#### GIVEN REQUEST:
Each record below must be returned exactly as shown.

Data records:
= = =
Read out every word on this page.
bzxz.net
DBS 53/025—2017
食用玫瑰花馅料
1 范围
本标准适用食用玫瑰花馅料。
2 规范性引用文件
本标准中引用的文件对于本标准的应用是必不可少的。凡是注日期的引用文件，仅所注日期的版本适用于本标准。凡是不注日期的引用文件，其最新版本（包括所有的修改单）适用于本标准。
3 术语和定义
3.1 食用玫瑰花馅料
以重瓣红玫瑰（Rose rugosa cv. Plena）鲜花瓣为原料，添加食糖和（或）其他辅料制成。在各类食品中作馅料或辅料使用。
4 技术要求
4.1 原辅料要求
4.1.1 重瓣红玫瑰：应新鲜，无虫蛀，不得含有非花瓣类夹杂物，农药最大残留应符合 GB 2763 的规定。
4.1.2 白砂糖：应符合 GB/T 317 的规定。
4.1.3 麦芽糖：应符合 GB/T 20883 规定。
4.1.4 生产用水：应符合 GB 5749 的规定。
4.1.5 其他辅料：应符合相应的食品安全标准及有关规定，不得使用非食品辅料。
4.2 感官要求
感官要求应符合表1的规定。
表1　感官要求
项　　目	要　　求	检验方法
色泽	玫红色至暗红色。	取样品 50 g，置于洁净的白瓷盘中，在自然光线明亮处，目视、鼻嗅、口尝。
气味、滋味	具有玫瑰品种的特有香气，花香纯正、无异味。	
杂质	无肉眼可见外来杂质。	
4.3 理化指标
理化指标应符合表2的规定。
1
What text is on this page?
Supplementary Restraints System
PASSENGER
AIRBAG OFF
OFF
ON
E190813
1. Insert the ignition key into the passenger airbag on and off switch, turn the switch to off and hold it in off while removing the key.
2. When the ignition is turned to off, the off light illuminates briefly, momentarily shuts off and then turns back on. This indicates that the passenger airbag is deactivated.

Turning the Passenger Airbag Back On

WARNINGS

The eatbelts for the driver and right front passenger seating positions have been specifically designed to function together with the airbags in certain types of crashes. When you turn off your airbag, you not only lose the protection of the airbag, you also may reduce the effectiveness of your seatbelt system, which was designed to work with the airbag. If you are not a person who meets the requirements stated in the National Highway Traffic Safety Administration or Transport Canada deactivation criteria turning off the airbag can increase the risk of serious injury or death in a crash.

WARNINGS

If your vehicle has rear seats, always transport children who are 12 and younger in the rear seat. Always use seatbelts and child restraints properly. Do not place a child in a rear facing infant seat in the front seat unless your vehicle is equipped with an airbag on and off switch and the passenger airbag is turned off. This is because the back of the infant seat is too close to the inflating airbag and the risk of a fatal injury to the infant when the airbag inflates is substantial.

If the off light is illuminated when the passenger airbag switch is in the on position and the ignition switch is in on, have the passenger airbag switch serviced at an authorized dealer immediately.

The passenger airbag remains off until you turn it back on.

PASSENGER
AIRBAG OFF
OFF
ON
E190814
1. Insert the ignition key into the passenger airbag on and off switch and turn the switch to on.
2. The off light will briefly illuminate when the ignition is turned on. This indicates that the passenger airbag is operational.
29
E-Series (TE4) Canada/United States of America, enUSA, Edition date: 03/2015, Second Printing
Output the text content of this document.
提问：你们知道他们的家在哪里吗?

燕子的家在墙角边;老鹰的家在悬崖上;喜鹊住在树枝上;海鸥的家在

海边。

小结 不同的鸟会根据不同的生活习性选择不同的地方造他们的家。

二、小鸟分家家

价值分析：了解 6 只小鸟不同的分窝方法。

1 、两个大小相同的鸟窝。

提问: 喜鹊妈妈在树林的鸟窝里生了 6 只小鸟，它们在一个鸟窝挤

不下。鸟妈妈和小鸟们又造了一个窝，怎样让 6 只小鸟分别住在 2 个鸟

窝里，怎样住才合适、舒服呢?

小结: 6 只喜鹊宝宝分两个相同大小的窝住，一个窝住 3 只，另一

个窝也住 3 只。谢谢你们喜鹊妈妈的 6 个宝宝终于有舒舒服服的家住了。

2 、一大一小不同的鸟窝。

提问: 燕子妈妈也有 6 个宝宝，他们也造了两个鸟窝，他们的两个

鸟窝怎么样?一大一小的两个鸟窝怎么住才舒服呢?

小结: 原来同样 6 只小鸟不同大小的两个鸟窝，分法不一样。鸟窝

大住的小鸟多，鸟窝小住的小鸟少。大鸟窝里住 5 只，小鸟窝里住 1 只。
= = =
#### OUTPUT BELOW:
Read out every word on this page.
bzxz.net
DBS 53/025—2017
食用玫瑰花馅料
1 范围
本标准适用食用玫瑰花馅料。
2 规范性引用文件
本标准中引用的文件对于本标准的应用是必不可少的。凡是注日期的引用文件，仅所注日期的版本适用于本标准。凡是不注日期的引用文件，其最新版本（包括所有的修改单）适用于本标准。
3 术语和定义
3.1 食用玫瑰花馅料
以重瓣红玫瑰（Rose rugosa cv. Plena）鲜花瓣为原料，添加食糖和（或）其他辅料制成。在各类食品中作馅料或辅料使用。
4 技术要求
4.1 原辅料要求
4.1.1 重瓣红玫瑰：应新鲜，无虫蛀，不得含有非花瓣类夹杂物，农药最大残留应符合 GB 2763 的规定。
4.1.2 白砂糖：应符合 GB/T 317 的规定。
4.1.3 麦芽糖：应符合 GB/T 20883 规定。
4.1.4 生产用水：应符合 GB 5749 的规定。
4.1.5 其他辅料：应符合相应的食品安全标准及有关规定，不得使用非食品辅料。
4.2 感官要求
感官要求应符合表1的规定。
表1　感官要求
项　　目	要　　求	检验方法
色泽	玫红色至暗红色。	取样品 50 g，置于洁净的白瓷盘中，在自然光线明亮处，目视、鼻嗅、口尝。
气味、滋味	具有玫瑰品种的特有香气，花香纯正、无异味。	
杂质	无肉眼可见外来杂质。	
4.3 理化指标
理化指标应符合表2的规定。
1
What text is on this page?
Supplementary Restraints System
PASSENGER
AIRBAG OFF
OFF
ON
E190813
1. Insert the ignition key into the passenger airbag on and off switch, turn the switch to off and hold it in off while removing the key.
2. When the ignition is turned to off, the off light illuminates briefly, momentarily shuts off and then turns back on. This indicates that the passenger airbag is deactivated.

Turning the Passenger Airbag Back On

WARNINGS

The eatbelts for the driver and right front passenger seating positions have been specifically designed to function together with the airbags in certain types of crashes. When you turn off your airbag, you not only lose the protection of the airbag, you also may reduce the effectiveness of your seatbelt system, which was designed to work with the airbag. If you are not a person who meets the requirements stated in the National Highway Traffic Safety Administration or Transport Canada deactivation criteria turning off the airbag can increase the risk of serious injury or death in a crash.

WARNINGS

If your vehicle has rear seats, always transport children who are 12 and younger in the rear seat. Always use seatbelts and child restraints properly. Do not place a child in a rear facing infant seat in the front seat unless your vehicle is equipped with an airbag on and off switch and the passenger airbag is turned off. This is because the back of the infant seat is too close to the inflating airbag and the risk of a fatal injury to the infant when the airbag inflates is substantial.

If the off light is illuminated when the passenger airbag switch is in the on position and the ignition switch is in on, have the passenger airbag switch serviced at an authorized dealer immediately.

The passenger airbag remains off until you turn it back on.

PASSENGER
AIRBAG OFF
OFF
ON
E190814
1. Insert the ignition key into the passenger airbag on and off switch and turn the switch to on.
2. The off light will briefly illuminate when the ignition is turned on. This indicates that the passenger airbag is operational.
29
E-Series (TE4) Canada/United States of America, enUSA, Edition date: 03/2015, Second Printing
Output the text content of this document.
提问：你们知道他们的家在哪里吗?

燕子的家在墙角边;老鹰的家在悬崖上;喜鹊住在树枝上;海鸥的家在

海边。

小结 不同的鸟会根据不同的生活习性选择不同的地方造他们的家。

二、小鸟分家家

价值分析：了解 6 只小鸟不同的分窝方法。

1 、两个大小相同的鸟窝。

提问: 喜鹊妈妈在树林的鸟窝里生了 6 只小鸟，它们在一个鸟窝挤

不下。鸟妈妈和小鸟们又造了一个窝，怎样让 6 只小鸟分别住在 2 个鸟

窝里，怎样住才合适、舒服呢?

小结: 6 只喜鹊宝宝分两个相同大小的窝住，一个窝住 3 只，另一

个窝也住 3 只。谢谢你们喜鹊妈妈的 6 个宝宝终于有舒舒服服的家住了。

2 、一大一小不同的鸟窝。

提问: 燕子妈妈也有 6 个宝宝，他们也造了两个鸟窝，他们的两个

鸟窝怎么样?一大一小的两个鸟窝怎么住才舒服呢?

小结: 原来同样 6 只小鸟不同大小的两个鸟窝，分法不一样。鸟窝

大住的小鸟多，鸟窝小住的小鸟少。大鸟窝里住 5 只，小鸟窝里住 1 只。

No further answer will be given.